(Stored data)
..............................
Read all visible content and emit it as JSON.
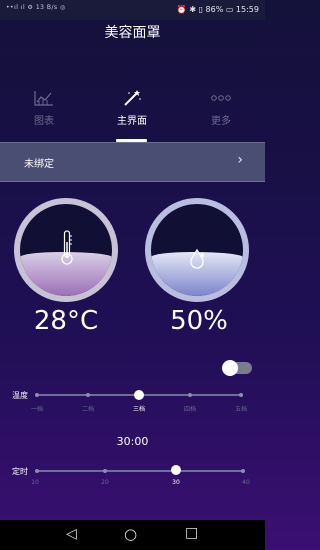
{
  "status": {
    "left": "••ıl ıl ⚙ 13 B/s ◎",
    "right": "⏰ ✱ ▯ 86% ▭ 15:59"
  },
  "title": "美容面罩",
  "tabs": [
    {
      "label": "图表",
      "icon": "chart-icon"
    },
    {
      "label": "主界面",
      "icon": "magic-wand-icon"
    },
    {
      "label": "更多",
      "icon": "more-dots-icon"
    }
  ],
  "bind": {
    "label": "未绑定",
    "chevron": "›"
  },
  "temperature": {
    "value": "28°C",
    "icon": "thermometer-icon",
    "level": 0.48
  },
  "humidity": {
    "value": "50%",
    "icon": "water-drop-icon",
    "level": 0.48
  },
  "toggle": {
    "state": "off"
  },
  "level_slider": {
    "label": "温度",
    "options": [
      "一档",
      "二档",
      "三档",
      "四档",
      "五档"
    ],
    "selected_index": 2
  },
  "time_display": "30:00",
  "timer_slider": {
    "label": "定时",
    "options": [
      "10",
      "20",
      "30",
      "40"
    ],
    "selected_index": 2
  },
  "nav": {
    "back": "◁",
    "home": "○",
    "recent": "□"
  }
}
..............................
Exercise task. Please repeat the entries exactly. Do not include the pictures.

Reply.
Read all visible content and emit it as JSON.
{
  "status": {
    "left": "••ıl ıl ⚙ 13 B/s ◎",
    "right": "⏰ ✱ ▯ 86% ▭ 15:59"
  },
  "title": "美容面罩",
  "tabs": [
    {
      "label": "图表",
      "icon": "chart-icon"
    },
    {
      "label": "主界面",
      "icon": "magic-wand-icon"
    },
    {
      "label": "更多",
      "icon": "more-dots-icon"
    }
  ],
  "bind": {
    "label": "未绑定",
    "chevron": "›"
  },
  "temperature": {
    "value": "28°C",
    "icon": "thermometer-icon",
    "level": 0.48
  },
  "humidity": {
    "value": "50%",
    "icon": "water-drop-icon",
    "level": 0.48
  },
  "toggle": {
    "state": "off"
  },
  "level_slider": {
    "label": "温度",
    "options": [
      "一档",
      "二档",
      "三档",
      "四档",
      "五档"
    ],
    "selected_index": 2
  },
  "time_display": "30:00",
  "timer_slider": {
    "label": "定时",
    "options": [
      "10",
      "20",
      "30",
      "40"
    ],
    "selected_index": 2
  },
  "nav": {
    "back": "◁",
    "home": "○",
    "recent": "□"
  }
}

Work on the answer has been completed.